READING PASSAGE:
No, not those erstwhile Merseyside mopheads but four rather special plants that are looking their best at the Botanic Gardens at the moment. As you may remember I invested in an annual subscription to the Cambridge University Botanic Gardens this year. Besides giving me free admission for the whole year I also receive a newsletter which keeps me abreast of what's flowering each month. Here are four of the best:
The Jade Vine (Strongylodon macrobotrys)
If you've been following this blog for a long time you may have seen this before as I wrote about it long ago having been directed to it by a six-year-old botanist who told me I ought to see it. "There's only four of them in the country, you know". Well, I do now.
The jade vine comes from the Phillipines where it is pollinated by a certain kind of bat which hangs upside-down to suck the nectar. As these bats have become scarce due to the destruction of their habitat so the Jade Vine has become an endangered species too. They really are that psychedelic colour and are apparently related to runner beans, something which you can appreciate if you look closely at the structure of the individual flowers.
You can find the Jade Vine in the hottest, most humid part of the glasshouses.

TASK SET:
1. In the rows below, copy out every line from the one holding "panel-label: Bilinear [108, 351, 216, 384]" through the one holding "x-tick-label: 55 [711, 332, 717, 338]", both included, keeping each line unchanged.
2. Pick up the piece about the Jade Vine and the other plants at the Botanic Gardens right after its last sentence and keep writing.

SUPPLIED ENTRIES:
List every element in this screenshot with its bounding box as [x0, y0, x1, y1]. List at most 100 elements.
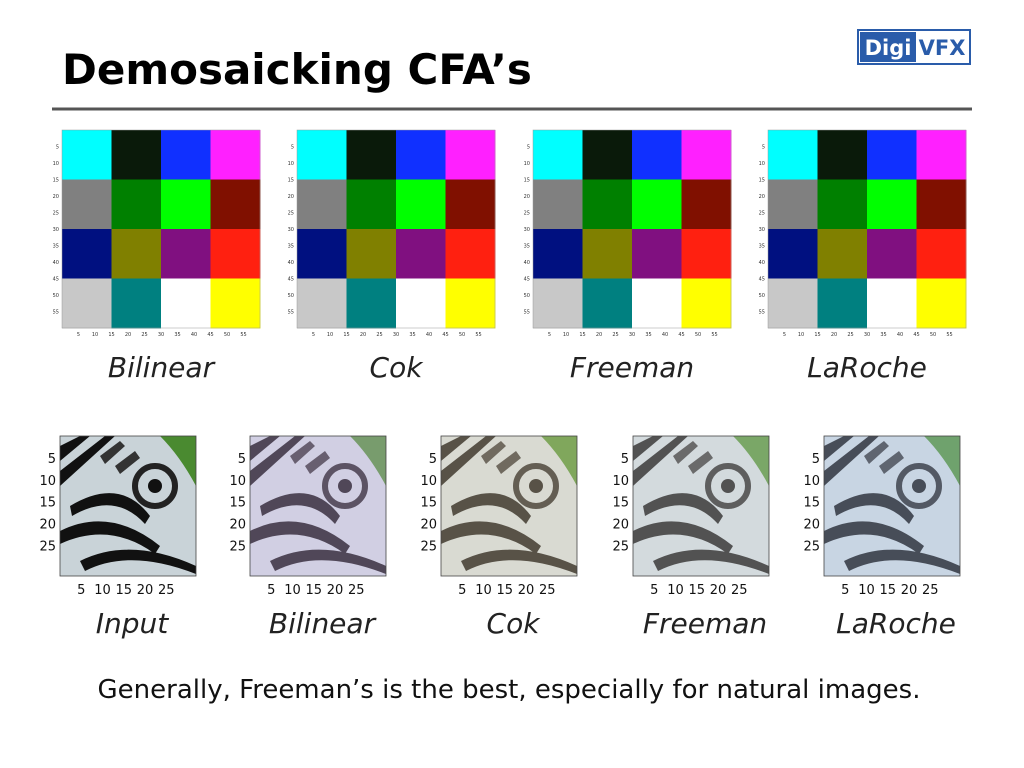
panel-label: Bilinear [108, 351, 216, 384]
y-tick-label: 5 [291, 145, 294, 151]
y-tick-label: 5 [56, 145, 59, 151]
y-tick-label: 35 [53, 244, 59, 250]
y-tick-label: 15 [288, 178, 294, 184]
color-patch [916, 278, 967, 329]
x-tick-label: 50 [695, 332, 701, 338]
color-patch [817, 229, 868, 279]
panel-label: LaRoche [836, 607, 956, 640]
color-patch [867, 229, 917, 279]
x-tick-label: 30 [393, 332, 399, 338]
x-tick-label: 55 [711, 332, 717, 338]
x-tick-label: 25 [348, 583, 365, 598]
x-tick-label: 5 [548, 332, 551, 338]
x-tick-label: 5 [841, 583, 849, 598]
color-patch [445, 179, 496, 230]
color-patch [681, 278, 732, 329]
image-frame [59, 435, 197, 577]
color-patch [210, 229, 261, 279]
y-tick-label: 15 [420, 496, 437, 511]
x-tick-label: 20 [831, 332, 837, 338]
y-tick-label: 15 [759, 178, 765, 184]
x-tick-label: 10 [667, 583, 684, 598]
color-patch [161, 229, 211, 279]
x-tick-label: 25 [731, 583, 748, 598]
image-frame [296, 129, 496, 329]
color-patch [161, 278, 211, 329]
y-tick-label: 45 [53, 277, 59, 283]
color-patch [768, 229, 818, 279]
color-patch [210, 278, 261, 329]
image-frame [767, 129, 967, 329]
caption: Generally, Freeman’s is the best, especi… [98, 675, 921, 705]
y-tick-label: 5 [621, 452, 629, 467]
color-noise [633, 436, 769, 576]
color-patch [817, 179, 868, 230]
color-patch [916, 130, 967, 180]
y-tick-label: 25 [420, 539, 437, 554]
x-tick-label: 30 [864, 332, 870, 338]
x-tick-label: 5 [77, 332, 80, 338]
color-patch [346, 179, 397, 230]
y-tick-label: 35 [288, 244, 294, 250]
x-tick-label: 55 [240, 332, 246, 338]
color-patch [533, 179, 583, 230]
y-tick-label: 10 [288, 161, 294, 167]
y-tick-label: 45 [288, 277, 294, 283]
color-patch [632, 229, 682, 279]
color-patch [768, 130, 818, 180]
color-patch [916, 229, 967, 279]
x-tick-label: 5 [650, 583, 658, 598]
y-tick-label: 10 [53, 161, 59, 167]
color-patch [62, 278, 112, 329]
bird-image [60, 436, 196, 576]
y-tick-label: 15 [524, 178, 530, 184]
x-tick-label: 15 [496, 583, 513, 598]
y-tick-label: 55 [759, 310, 765, 316]
y-tick-label: 35 [759, 244, 765, 250]
x-tick-label: 35 [645, 332, 651, 338]
y-tick-label: 25 [288, 211, 294, 217]
color-patch [768, 278, 818, 329]
x-tick-label: 10 [94, 583, 111, 598]
x-tick-label: 15 [305, 583, 322, 598]
panel-label: Cok [487, 607, 542, 640]
x-tick-label: 40 [897, 332, 903, 338]
y-tick-label: 20 [612, 518, 629, 533]
x-tick-label: 30 [158, 332, 164, 338]
color-patch [582, 229, 633, 279]
x-tick-label: 5 [458, 583, 466, 598]
x-tick-label: 10 [92, 332, 98, 338]
y-tick-label: 10 [759, 161, 765, 167]
image-frame [440, 435, 578, 577]
logo-text: VFX [919, 36, 966, 60]
color-patch [111, 179, 162, 230]
x-tick-label: 30 [629, 332, 635, 338]
y-tick-label: 45 [759, 277, 765, 283]
logo-fill [860, 32, 916, 62]
x-tick-label: 45 [207, 332, 213, 338]
color-patch [768, 179, 818, 230]
y-tick-label: 15 [803, 496, 820, 511]
x-tick-label: 35 [880, 332, 886, 338]
y-tick-label: 10 [524, 161, 530, 167]
x-tick-label: 10 [475, 583, 492, 598]
color-patch [346, 278, 397, 329]
image-frame [61, 129, 261, 329]
x-tick-label: 15 [879, 583, 896, 598]
color-patch [111, 229, 162, 279]
x-tick-label: 20 [327, 583, 344, 598]
y-tick-label: 15 [39, 496, 56, 511]
y-tick-label: 10 [229, 474, 246, 489]
image-frame [532, 129, 732, 329]
color-patch [916, 179, 967, 230]
y-tick-label: 40 [53, 260, 59, 266]
color-patch [681, 229, 732, 279]
color-patch [582, 130, 633, 180]
x-tick-label: 50 [930, 332, 936, 338]
color-patch [681, 130, 732, 180]
y-tick-label: 10 [803, 474, 820, 489]
x-tick-label: 45 [678, 332, 684, 338]
color-patch [62, 229, 112, 279]
x-tick-label: 20 [596, 332, 602, 338]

RESULTS OF THE TASKS:
1.
panel-label: Bilinear [108, 351, 216, 384]
y-tick-label: 5 [291, 145, 294, 151]
y-tick-label: 5 [56, 145, 59, 151]
y-tick-label: 35 [53, 244, 59, 250]
y-tick-label: 15 [288, 178, 294, 184]
color-patch [916, 278, 967, 329]
x-tick-label: 50 [695, 332, 701, 338]
color-patch [817, 229, 868, 279]
panel-label: LaRoche [836, 607, 956, 640]
color-patch [867, 229, 917, 279]
x-tick-label: 30 [393, 332, 399, 338]
x-tick-label: 55 [711, 332, 717, 338]

2.
Rhododendron 'Cilpinense'
Outside, braving the cold wind and rain that English people ironically call "Spring", is this small fragile-looking Rhododendron. Rhododendrons don't normally do well in Cambridgeshire as the soils are all wrong being too alkaline, but here the soils have been treated so that heathers and rhododendrons can thrive.
Muehlenbeckia astonii
Some plants have names that are sheer poetry; Muehlenbeckia astonii is not one of them. Just to make matters worse it's also known as the Wiggy-Wig Bush, though the Maori people of its native New Zealand know it as Tororaro.
It's one of those rare plants that looks better before it gets its leaves or flowers and you can see the bewildering geometry of its tangled branches. It looks even finer on a day like today when misty drizzle has added myriad water droplets like tiny scattered jewels.
Although it's become rare according to the New Zealand Department of Conservation, it is an easy plant to encourage and grows well from cuttings or seed.
And finally,
Darwin's Orchid (Angraecum sesquipedale)
In amongst the rampant vegetation in the Rainforest part of the glasshouse range, standing meekly in a common plant-pot is a rather interesting plant that could be easily passed by. I passed by it last time I was here anyway and had to make a special return visit today.
In 1862 Charles Darwin was sent a number of orchids from Madagascar. In the time it took me to pass by and dismiss it as a plant of little consequence, Darwin realised that this was something special. What makes it unique is the long spur which hangs down from each flower. Yes, that rather nondescript green dangling thingy. Darwin discovered that in the end of this tube, which measures over a foot long (30 cm), is a small amount of nectar. Darwin postulated that there must be a moth with a proboscis of equal length in order to pollinate it. And he explained how the two organisms, the plant and the moth, must have evolved together. The only problem was that everyone thought that the idea of a moth with a tongue so long was absurd.
Twenty-one years after the death of the great naturalist just such a moth was discovered in the jungles of Madagascar.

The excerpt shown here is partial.